= SET EXERCISE =
Copy each line below in which the string "Przynależność" occurs.

Start

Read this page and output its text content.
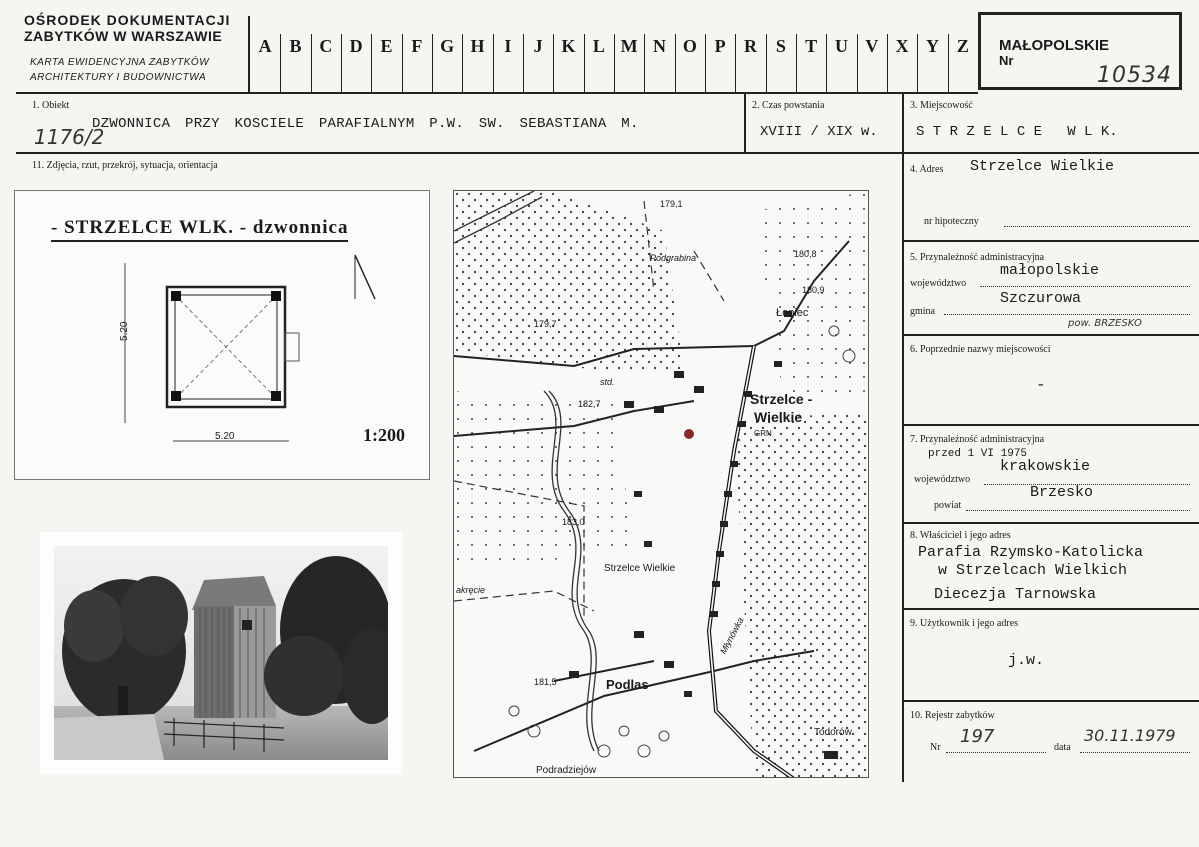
OŚRODEK DOKUMENTACJI
ZABYTKÓW W WARSZAWIE
KARTA EWIDENCYJNA ZABYTKÓW
ARCHITEKTURY I BUDOWNICTWA
A B C D E	F G H	I	J	K L M N O P	R	S	T U V X Y Z	MAŁOPOLSKIE
Nr
10534
1. Obiekt
1176/2
DZWONNICA PRZY KOSCIELE PARAFIALNYM P.W. SW. SEBASTIANA M.
2. Czas powstania
XVIII / XIX w.
3. Miejscowość
S T R Z E L C E   W L K.
11. Zdjęcia, rzut, przekrój, sytuacja, orientacja
- STRZELCE WLK. - dzwonnica
5.20
5.20	1:200
179,1
Podgrabina	180,8
180,9
Łoniec
179,7
std.
182,7	Strzelce -
Wielkie
GRN
183,0
Strzelce Wielkie
akręcie
181,5	Podlas
Młynówka
Todorów
Podradziejów
4. Adres Strzelce Wielkie
nr hipoteczny
5. Przynależność administracyjna
województwo
małopolskie
gmina
Szczurowa
pow. BRZESKO
6. Poprzednie nazwy miejscowości
-
7. Przynależność administracyjna
przed 1 VI 1975
województwo
krakowskie
powiat
Brzesko
8. Właściciel i jego adres
Parafia Rzymsko-Katolicka
w Strzelcach Wielkich
Diecezja Tarnowska
9. Użytkownik i jego adres
j.w.
10. Rejestr zabytków
Nr
197
data
30.11.1979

End

= PROBLEM SOLUTION =
5. Przynależność administracyjna
7. Przynależność administracyjna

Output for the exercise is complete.